PROMPT » Please write out the listing again, swapping every "Circle shape" for "Round shape" and leaving all else unchanged.

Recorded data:
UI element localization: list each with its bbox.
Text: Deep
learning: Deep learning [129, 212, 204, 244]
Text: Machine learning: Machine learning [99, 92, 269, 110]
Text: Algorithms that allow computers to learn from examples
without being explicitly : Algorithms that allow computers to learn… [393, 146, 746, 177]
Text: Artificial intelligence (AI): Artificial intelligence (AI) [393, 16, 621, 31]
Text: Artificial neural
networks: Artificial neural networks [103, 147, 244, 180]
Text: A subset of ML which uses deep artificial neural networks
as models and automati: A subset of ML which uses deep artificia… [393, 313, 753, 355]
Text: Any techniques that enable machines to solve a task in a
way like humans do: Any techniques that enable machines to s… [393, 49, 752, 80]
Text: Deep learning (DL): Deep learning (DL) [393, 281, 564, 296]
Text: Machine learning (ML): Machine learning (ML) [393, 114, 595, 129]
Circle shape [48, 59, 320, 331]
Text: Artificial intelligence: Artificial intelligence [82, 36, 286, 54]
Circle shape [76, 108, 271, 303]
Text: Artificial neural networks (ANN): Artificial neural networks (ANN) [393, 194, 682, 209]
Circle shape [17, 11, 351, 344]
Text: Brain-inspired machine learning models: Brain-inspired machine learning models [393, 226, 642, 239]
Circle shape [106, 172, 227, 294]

REPLY »
UI element localization: list each with its bbox.
Text: Deep
learning: Deep learning [129, 212, 204, 244]
Text: Machine learning: Machine learning [99, 92, 269, 110]
Text: Algorithms that allow computers to learn from examples
without being explicitly : Algorithms that allow computers to learn… [393, 146, 746, 177]
Text: Artificial intelligence (AI): Artificial intelligence (AI) [393, 16, 621, 31]
Text: Artificial neural
networks: Artificial neural networks [103, 147, 244, 180]
Text: A subset of ML which uses deep artificial neural networks
as models and automati: A subset of ML which uses deep artificia… [393, 313, 753, 355]
Text: Any techniques that enable machines to solve a task in a
way like humans do: Any techniques that enable machines to s… [393, 49, 752, 80]
Text: Deep learning (DL): Deep learning (DL) [393, 281, 564, 296]
Text: Machine learning (ML): Machine learning (ML) [393, 114, 595, 129]
Round shape [48, 59, 320, 331]
Text: Artificial intelligence: Artificial intelligence [82, 36, 286, 54]
Round shape [76, 108, 271, 303]
Text: Artificial neural networks (ANN): Artificial neural networks (ANN) [393, 194, 682, 209]
Round shape [17, 11, 351, 344]
Text: Brain-inspired machine learning models: Brain-inspired machine learning models [393, 226, 642, 239]
Round shape [106, 172, 227, 294]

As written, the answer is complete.